▸ Problem statement
Give the data a second time, exactly and in full.

▸ Dataset excerpt
=====
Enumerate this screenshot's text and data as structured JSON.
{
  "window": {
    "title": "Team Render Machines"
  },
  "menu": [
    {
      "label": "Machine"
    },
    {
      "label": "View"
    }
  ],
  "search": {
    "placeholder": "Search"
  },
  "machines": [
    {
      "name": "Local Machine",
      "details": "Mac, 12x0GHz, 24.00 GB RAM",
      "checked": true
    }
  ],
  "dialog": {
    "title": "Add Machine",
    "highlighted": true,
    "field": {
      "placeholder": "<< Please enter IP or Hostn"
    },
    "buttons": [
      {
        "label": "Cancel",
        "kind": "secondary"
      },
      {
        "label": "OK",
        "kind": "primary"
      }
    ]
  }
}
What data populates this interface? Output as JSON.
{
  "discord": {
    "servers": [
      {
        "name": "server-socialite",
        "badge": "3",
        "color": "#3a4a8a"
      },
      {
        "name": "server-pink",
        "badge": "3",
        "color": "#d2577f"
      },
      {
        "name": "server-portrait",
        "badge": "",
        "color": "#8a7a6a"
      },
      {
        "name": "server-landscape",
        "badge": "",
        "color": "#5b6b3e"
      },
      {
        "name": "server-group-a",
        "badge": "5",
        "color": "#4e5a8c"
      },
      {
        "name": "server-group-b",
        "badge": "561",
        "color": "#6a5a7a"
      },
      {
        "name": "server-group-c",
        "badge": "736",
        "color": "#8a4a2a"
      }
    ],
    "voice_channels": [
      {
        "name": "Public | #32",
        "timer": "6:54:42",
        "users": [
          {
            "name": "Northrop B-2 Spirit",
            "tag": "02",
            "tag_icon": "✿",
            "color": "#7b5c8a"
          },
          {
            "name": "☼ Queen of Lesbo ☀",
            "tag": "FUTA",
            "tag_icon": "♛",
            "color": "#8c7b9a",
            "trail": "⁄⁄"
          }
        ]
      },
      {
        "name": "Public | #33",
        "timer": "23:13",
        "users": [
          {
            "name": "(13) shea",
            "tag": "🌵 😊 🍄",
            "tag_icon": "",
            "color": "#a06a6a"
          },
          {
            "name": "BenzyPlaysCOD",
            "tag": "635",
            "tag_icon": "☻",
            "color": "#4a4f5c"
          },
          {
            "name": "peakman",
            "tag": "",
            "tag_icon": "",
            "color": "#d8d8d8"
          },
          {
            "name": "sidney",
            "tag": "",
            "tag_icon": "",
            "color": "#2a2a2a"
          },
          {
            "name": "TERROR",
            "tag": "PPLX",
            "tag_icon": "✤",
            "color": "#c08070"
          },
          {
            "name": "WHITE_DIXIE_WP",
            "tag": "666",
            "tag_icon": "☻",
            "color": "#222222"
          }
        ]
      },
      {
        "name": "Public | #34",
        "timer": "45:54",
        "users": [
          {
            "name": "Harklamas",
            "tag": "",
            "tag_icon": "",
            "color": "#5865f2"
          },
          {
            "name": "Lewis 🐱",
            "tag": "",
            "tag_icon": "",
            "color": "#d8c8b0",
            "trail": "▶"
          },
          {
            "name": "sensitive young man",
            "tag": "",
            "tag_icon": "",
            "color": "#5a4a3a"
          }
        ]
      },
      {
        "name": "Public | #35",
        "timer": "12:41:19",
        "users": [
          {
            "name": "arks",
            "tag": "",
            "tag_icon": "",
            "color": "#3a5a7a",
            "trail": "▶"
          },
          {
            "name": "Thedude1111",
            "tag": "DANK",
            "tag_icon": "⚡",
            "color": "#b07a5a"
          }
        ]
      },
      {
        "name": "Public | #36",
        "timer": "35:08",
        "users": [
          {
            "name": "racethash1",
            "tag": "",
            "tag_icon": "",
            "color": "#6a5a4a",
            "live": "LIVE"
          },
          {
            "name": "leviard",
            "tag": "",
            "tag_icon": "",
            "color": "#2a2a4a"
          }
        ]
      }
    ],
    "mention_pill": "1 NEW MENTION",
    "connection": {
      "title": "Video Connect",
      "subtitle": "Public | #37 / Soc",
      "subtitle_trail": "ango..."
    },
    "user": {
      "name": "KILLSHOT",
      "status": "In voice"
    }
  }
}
=====
▸ The answer
Enumerate this screenshot's text and data as structured JSON.
{
  "window": {
    "title": "Team Render Machines"
  },
  "menu": [
    {
      "label": "Machine"
    },
    {
      "label": "View"
    }
  ],
  "search": {
    "placeholder": "Search"
  },
  "machines": [
    {
      "name": "Local Machine",
      "details": "Mac, 12x0GHz, 24.00 GB RAM",
      "checked": true
    }
  ],
  "dialog": {
    "title": "Add Machine",
    "highlighted": true,
    "field": {
      "placeholder": "<< Please enter IP or Hostn"
    },
    "buttons": [
      {
        "label": "Cancel",
        "kind": "secondary"
      },
      {
        "label": "OK",
        "kind": "primary"
      }
    ]
  }
}
What data populates this interface? Output as JSON.
{
  "discord": {
    "servers": [
      {
        "name": "server-socialite",
        "badge": "3",
        "color": "#3a4a8a"
      },
      {
        "name": "server-pink",
        "badge": "3",
        "color": "#d2577f"
      },
      {
        "name": "server-portrait",
        "badge": "",
        "color": "#8a7a6a"
      },
      {
        "name": "server-landscape",
        "badge": "",
        "color": "#5b6b3e"
      },
      {
        "name": "server-group-a",
        "badge": "5",
        "color": "#4e5a8c"
      },
      {
        "name": "server-group-b",
        "badge": "561",
        "color": "#6a5a7a"
      },
      {
        "name": "server-group-c",
        "badge": "736",
        "color": "#8a4a2a"
      }
    ],
    "voice_channels": [
      {
        "name": "Public | #32",
        "timer": "6:54:42",
        "users": [
          {
            "name": "Northrop B-2 Spirit",
            "tag": "02",
            "tag_icon": "✿",
            "color": "#7b5c8a"
          },
          {
            "name": "☼ Queen of Lesbo ☀",
            "tag": "FUTA",
            "tag_icon": "♛",
            "color": "#8c7b9a",
            "trail": "⁄⁄"
          }
        ]
      },
      {
        "name": "Public | #33",
        "timer": "23:13",
        "users": [
          {
            "name": "(13) shea",
            "tag": "🌵 😊 🍄",
            "tag_icon": "",
            "color": "#a06a6a"
          },
          {
            "name": "BenzyPlaysCOD",
            "tag": "635",
            "tag_icon": "☻",
            "color": "#4a4f5c"
          },
          {
            "name": "peakman",
            "tag": "",
            "tag_icon": "",
            "color": "#d8d8d8"
          },
          {
            "name": "sidney",
            "tag": "",
            "tag_icon": "",
            "color": "#2a2a2a"
          },
          {
            "name": "TERROR",
            "tag": "PPLX",
            "tag_icon": "✤",
            "color": "#c08070"
          },
          {
            "name": "WHITE_DIXIE_WP",
            "tag": "666",
            "tag_icon": "☻",
            "color": "#222222"
          }
        ]
      },
      {
        "name": "Public | #34",
        "timer": "45:54",
        "users": [
          {
            "name": "Harklamas",
            "tag": "",
            "tag_icon": "",
            "color": "#5865f2"
          },
          {
            "name": "Lewis 🐱",
            "tag": "",
            "tag_icon": "",
            "color": "#d8c8b0",
            "trail": "▶"
          },
          {
            "name": "sensitive young man",
            "tag": "",
            "tag_icon": "",
            "color": "#5a4a3a"
          }
        ]
      },
      {
        "name": "Public | #35",
        "timer": "12:41:19",
        "users": [
          {
            "name": "arks",
            "tag": "",
            "tag_icon": "",
            "color": "#3a5a7a",
            "trail": "▶"
          },
          {
            "name": "Thedude1111",
            "tag": "DANK",
            "tag_icon": "⚡",
            "color": "#b07a5a"
          }
        ]
      },
      {
        "name": "Public | #36",
        "timer": "35:08",
        "users": [
          {
            "name": "racethash1",
            "tag": "",
            "tag_icon": "",
            "color": "#6a5a4a",
            "live": "LIVE"
          },
          {
            "name": "leviard",
            "tag": "",
            "tag_icon": "",
            "color": "#2a2a4a"
          }
        ]
      }
    ],
    "mention_pill": "1 NEW MENTION",
    "connection": {
      "title": "Video Connect",
      "subtitle": "Public | #37 / Soc",
      "subtitle_trail": "ango..."
    },
    "user": {
      "name": "KILLSHOT",
      "status": "In voice"
    }
  }
}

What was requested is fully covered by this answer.